INSTRUCTION -> Output the lines below exactly as they appear, from the line that contains "rail-item-help[interactable]: Help [0, 880, 64, 945]" through the line that contains "more-filters-button[interactable]: More Filters", including both of those lines.

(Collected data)

——————————

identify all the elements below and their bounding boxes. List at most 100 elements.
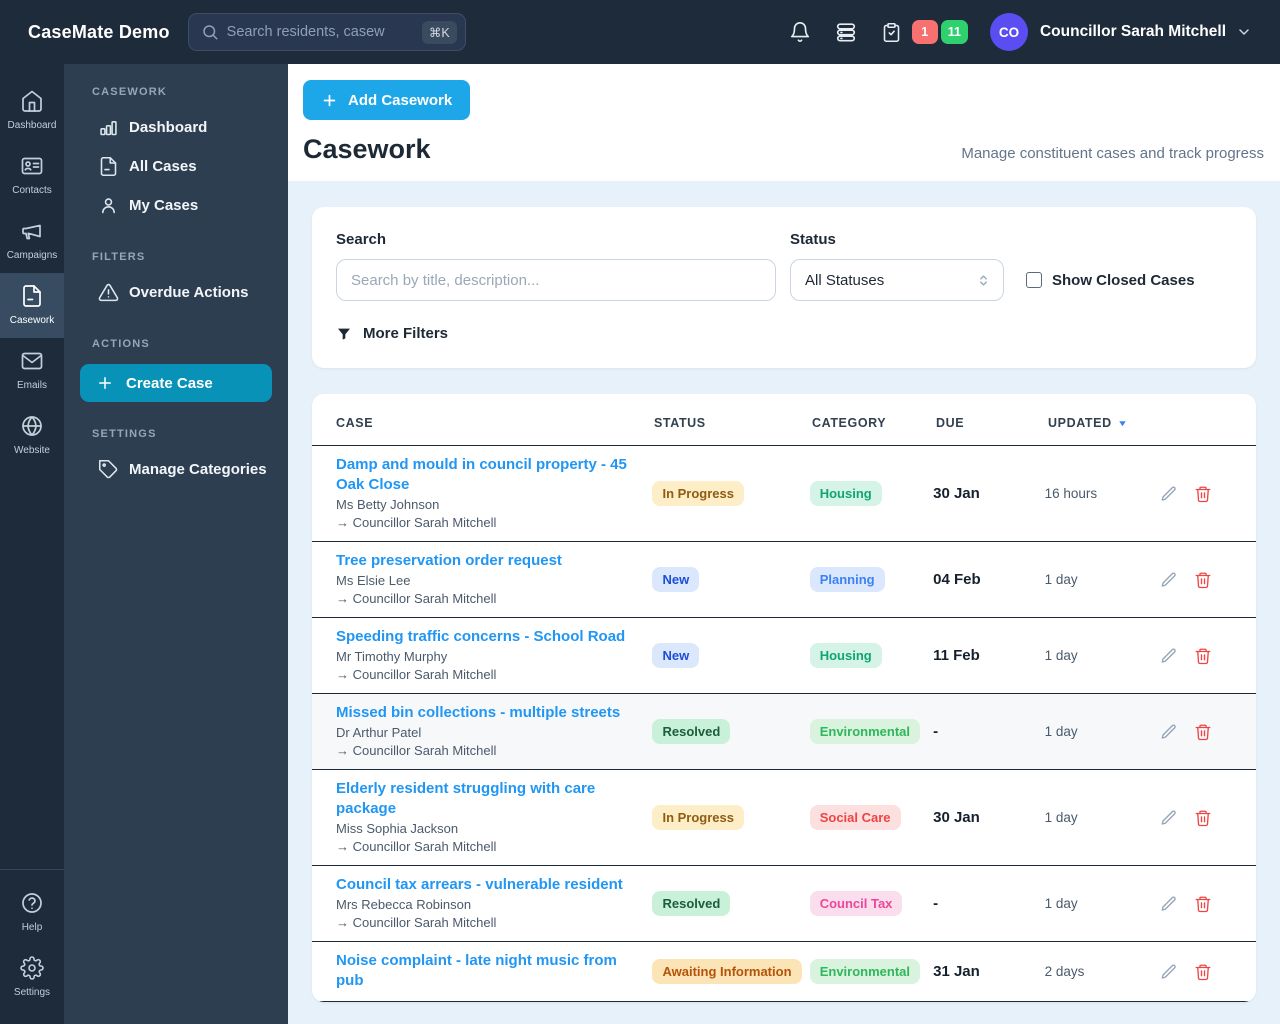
rail-item-help[interactable]: Help [0, 880, 64, 945]
case-assignee: → Councillor Sarah Mitchell [336, 743, 497, 758]
case-search-input[interactable] [336, 259, 776, 301]
status-badge: Resolved [652, 891, 731, 916]
more-filters-button[interactable]: More Filters [336, 325, 448, 342]
edit-case-button[interactable] [1160, 647, 1178, 665]
updated-time: 1 day [1044, 724, 1078, 739]
trash-icon [1195, 648, 1211, 664]
rail-item-emails[interactable]: Emails [0, 338, 64, 403]
case-contact: Mr Timothy Murphy [336, 649, 448, 664]
notifications-button[interactable] [789, 21, 811, 43]
delete-case-button[interactable] [1194, 485, 1212, 503]
case-assignee: → Councillor Sarah Mitchell [336, 667, 497, 682]
rail-item-dashboard[interactable]: Dashboard [0, 78, 64, 143]
user-icon [102, 198, 115, 214]
sidebar-item-my-cases[interactable]: My Cases [64, 186, 288, 225]
delete-case-button[interactable] [1194, 809, 1212, 827]
rail-item-casework[interactable]: Casework [0, 273, 64, 338]
column-header-status[interactable]: STATUS [654, 416, 812, 430]
global-search-input[interactable] [226, 24, 414, 40]
due-date: 11 Feb [933, 647, 980, 664]
category-badge: Environmental [809, 719, 920, 744]
edit-case-button[interactable] [1160, 485, 1178, 503]
page-subtitle: Manage constituent cases and track progr… [961, 145, 1264, 162]
urgent-count-badge[interactable]: 1 [911, 20, 938, 44]
category-badge: Environmental [809, 959, 920, 984]
sidebar: CASEWORK Dashboard All Cases My Cases FI… [64, 64, 288, 1024]
case-contact: Ms Betty Johnson [336, 497, 440, 512]
open-count-badge[interactable]: 11 [940, 20, 968, 44]
delete-case-button[interactable] [1194, 647, 1212, 665]
global-search-box[interactable]: ⌘K [187, 13, 466, 51]
table-row: Speeding traffic concerns - School Road … [312, 618, 1256, 694]
plus-icon [323, 94, 336, 106]
user-menu-name[interactable]: Councillor Sarah Mitchell [1040, 23, 1226, 41]
sidebar-item-dashboard[interactable]: Dashboard [64, 108, 288, 147]
column-header-case[interactable]: CASE [336, 416, 654, 430]
case-title-link[interactable]: Elderly resident struggling with care pa… [336, 779, 636, 819]
sidebar-item-manage-categories[interactable]: Manage Categories [64, 450, 288, 489]
app-logo[interactable]: CaseMate Demo [28, 22, 170, 43]
trash-icon [1195, 486, 1211, 502]
category-badge: Housing [809, 643, 882, 668]
case-title-link[interactable]: Missed bin collections - multiple street… [336, 703, 636, 723]
case-assignee: → Councillor Sarah Mitchell [336, 515, 497, 530]
updated-time: 1 day [1044, 572, 1078, 587]
updated-time: 16 hours [1044, 486, 1098, 501]
avatar[interactable]: CO [989, 13, 1028, 51]
add-casework-button[interactable]: Add Casework [303, 80, 471, 120]
edit-case-button[interactable] [1160, 809, 1178, 827]
trash-icon [1195, 896, 1211, 912]
case-assignee: → Councillor Sarah Mitchell [336, 591, 497, 606]
megaphone-icon [22, 224, 41, 240]
case-title-link[interactable]: Council tax arrears - vulnerable residen… [336, 875, 636, 895]
trash-icon [1195, 810, 1211, 826]
edit-case-button[interactable] [1160, 963, 1178, 981]
show-closed-toggle[interactable]: Show Closed Cases [1026, 259, 1195, 301]
table-row: Damp and mould in council property - 45 … [312, 446, 1256, 542]
case-title-link[interactable]: Damp and mould in council property - 45 … [336, 455, 636, 495]
delete-case-button[interactable] [1194, 723, 1212, 741]
table-row: Noise complaint - late night music from … [312, 942, 1256, 1002]
edit-case-button[interactable] [1160, 571, 1178, 589]
rail-bottom-group: Help Settings [0, 869, 64, 1024]
sidebar-item-all-cases[interactable]: All Cases [64, 147, 288, 186]
app-window: CaseMate Demo ⌘K 1 11 CO Councillor Sara… [0, 0, 1280, 1024]
plus-icon [99, 377, 111, 389]
rail-item-campaigns[interactable]: Campaigns [0, 208, 64, 273]
user-menu-toggle[interactable] [1236, 24, 1252, 40]
document-icon [23, 285, 41, 307]
sidebar-section-settings: SETTINGS [92, 428, 157, 440]
edit-case-button[interactable] [1160, 723, 1178, 741]
column-header-updated[interactable]: UPDATED [1048, 416, 1164, 430]
edit-case-button[interactable] [1160, 895, 1178, 913]
pencil-icon [1161, 896, 1176, 911]
column-header-due[interactable]: DUE [936, 416, 1048, 430]
sidebar-item-overdue-actions[interactable]: Overdue Actions [64, 273, 288, 312]
create-case-button[interactable]: Create Case [80, 364, 272, 402]
rail-item-website[interactable]: Website [0, 403, 64, 468]
tasks-button[interactable] [881, 22, 902, 43]
table-body: Damp and mould in council property - 45 … [312, 446, 1256, 1002]
rail-item-settings[interactable]: Settings [0, 945, 64, 1010]
delete-case-button[interactable] [1194, 963, 1212, 981]
status-badge: New [652, 567, 700, 592]
rail-item-contacts[interactable]: Contacts [0, 143, 64, 208]
updated-time: 1 day [1044, 810, 1078, 825]
case-title-link[interactable]: Tree preservation order request [336, 551, 636, 571]
status-select[interactable]: All Statuses [790, 259, 1004, 301]
pencil-icon [1161, 964, 1176, 979]
show-closed-checkbox[interactable] [1026, 272, 1042, 288]
delete-case-button[interactable] [1194, 571, 1212, 589]
table-row: Council tax arrears - vulnerable residen… [312, 866, 1256, 942]
column-header-category[interactable]: CATEGORY [812, 416, 936, 430]
sort-desc-icon [1118, 420, 1126, 426]
case-contact: Dr Arthur Patel [336, 725, 422, 740]
due-date: - [933, 895, 939, 912]
data-sources-button[interactable] [835, 21, 857, 43]
updated-time: 2 days [1044, 964, 1085, 979]
case-title-link[interactable]: Speeding traffic concerns - School Road [336, 627, 636, 647]
case-title-link[interactable]: Noise complaint - late night music from … [336, 951, 636, 991]
table-row: Elderly resident struggling with care pa… [312, 770, 1256, 866]
delete-case-button[interactable] [1194, 895, 1212, 913]
pencil-icon [1161, 724, 1176, 739]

——————————

EXERCISE ANSWER ->
rail-item-help[interactable]: Help [0, 880, 64, 945]
case-assignee: → Councillor Sarah Mitchell [336, 743, 497, 758]
case-search-input[interactable] [336, 259, 776, 301]
status-badge: Resolved [652, 891, 731, 916]
more-filters-button[interactable]: More Filters [336, 325, 448, 342]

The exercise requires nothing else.